To be done >> Reproduce every one of the rows below word for word, but leave out the pictures.

-------- The input

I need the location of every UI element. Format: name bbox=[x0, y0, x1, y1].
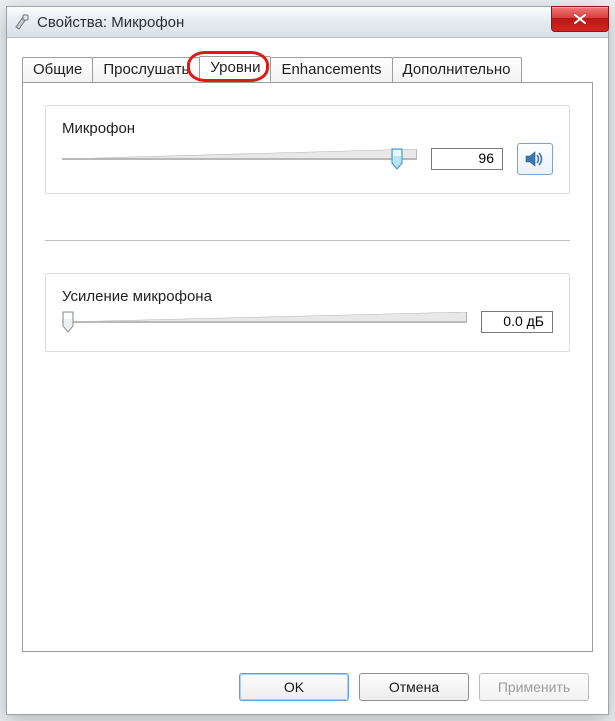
mic-level-slider[interactable] bbox=[62, 148, 417, 170]
titlebar[interactable]: Свойства: Микрофон bbox=[7, 7, 608, 38]
tab-general[interactable]: Общие bbox=[22, 57, 93, 83]
ok-button[interactable]: OK bbox=[239, 673, 349, 701]
separator bbox=[45, 240, 570, 241]
client-area: Общие Прослушать Уровни Enhancements Доп… bbox=[8, 38, 607, 713]
mic-level-value[interactable]: 96 bbox=[431, 148, 503, 170]
mic-level-label: Микрофон bbox=[62, 120, 553, 137]
tab-listen[interactable]: Прослушать bbox=[92, 57, 200, 83]
mic-level-group: Микрофон bbox=[45, 105, 570, 194]
mic-boost-label: Усиление микрофона bbox=[62, 288, 553, 305]
microphone-icon bbox=[13, 13, 31, 31]
cancel-button[interactable]: Отмена bbox=[359, 673, 469, 701]
mic-boost-group: Усиление микрофона bbox=[45, 273, 570, 352]
mic-mute-button[interactable] bbox=[517, 143, 553, 175]
apply-button: Применить bbox=[479, 673, 589, 701]
tab-enhancements[interactable]: Enhancements bbox=[270, 57, 392, 83]
tab-strip: Общие Прослушать Уровни Enhancements Доп… bbox=[22, 56, 593, 82]
speaker-icon bbox=[525, 150, 545, 168]
mic-level-thumb[interactable] bbox=[391, 148, 403, 170]
mic-boost-thumb[interactable] bbox=[62, 311, 74, 333]
close-icon bbox=[573, 13, 587, 25]
tab-levels[interactable]: Уровни bbox=[199, 56, 271, 82]
window-title: Свойства: Микрофон bbox=[37, 14, 184, 31]
tab-page-levels: Микрофон bbox=[22, 82, 593, 652]
mic-boost-value[interactable]: 0.0 дБ bbox=[481, 311, 553, 333]
tab-advanced[interactable]: Дополнительно bbox=[392, 57, 522, 83]
mic-boost-slider[interactable] bbox=[62, 311, 467, 333]
dialog-buttons: OK Отмена Применить bbox=[239, 673, 589, 701]
close-button[interactable] bbox=[551, 6, 609, 32]
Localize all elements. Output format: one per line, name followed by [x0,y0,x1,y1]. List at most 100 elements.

----------------

Exercise output >>
I need the location of every UI element. Format: name bbox=[x0, y0, x1, y1].
mic-level-slider[interactable] bbox=[62, 148, 417, 170]
titlebar[interactable]: Свойства: Микрофон bbox=[7, 7, 608, 38]
tab-general[interactable]: Общие bbox=[22, 57, 93, 83]
ok-button[interactable]: OK bbox=[239, 673, 349, 701]
separator bbox=[45, 240, 570, 241]
client-area: Общие Прослушать Уровни Enhancements Доп… bbox=[8, 38, 607, 713]
mic-level-value[interactable]: 96 bbox=[431, 148, 503, 170]
mic-level-label: Микрофон bbox=[62, 120, 553, 137]
tab-listen[interactable]: Прослушать bbox=[92, 57, 200, 83]
mic-level-group: Микрофон bbox=[45, 105, 570, 194]
mic-boost-label: Усиление микрофона bbox=[62, 288, 553, 305]
microphone-icon bbox=[13, 13, 31, 31]
cancel-button[interactable]: Отмена bbox=[359, 673, 469, 701]
mic-boost-group: Усиление микрофона bbox=[45, 273, 570, 352]
mic-mute-button[interactable] bbox=[517, 143, 553, 175]
apply-button: Применить bbox=[479, 673, 589, 701]
tab-enhancements[interactable]: Enhancements bbox=[270, 57, 392, 83]
tab-strip: Общие Прослушать Уровни Enhancements Доп… bbox=[22, 56, 593, 82]
speaker-icon bbox=[525, 150, 545, 168]
mic-level-thumb[interactable] bbox=[391, 148, 403, 170]
mic-boost-thumb[interactable] bbox=[62, 311, 74, 333]
close-icon bbox=[573, 13, 587, 25]
tab-levels[interactable]: Уровни bbox=[199, 56, 271, 82]
window-title: Свойства: Микрофон bbox=[37, 14, 184, 31]
tab-page-levels: Микрофон bbox=[22, 82, 593, 652]
mic-boost-value[interactable]: 0.0 дБ bbox=[481, 311, 553, 333]
tab-advanced[interactable]: Дополнительно bbox=[392, 57, 522, 83]
mic-boost-slider[interactable] bbox=[62, 311, 467, 333]
dialog-buttons: OK Отмена Применить bbox=[239, 673, 589, 701]
close-button[interactable] bbox=[551, 6, 609, 32]
Localize all elements. Output format: one per line, name followed by [x0,y0,x1,y1]. List at most 100 elements.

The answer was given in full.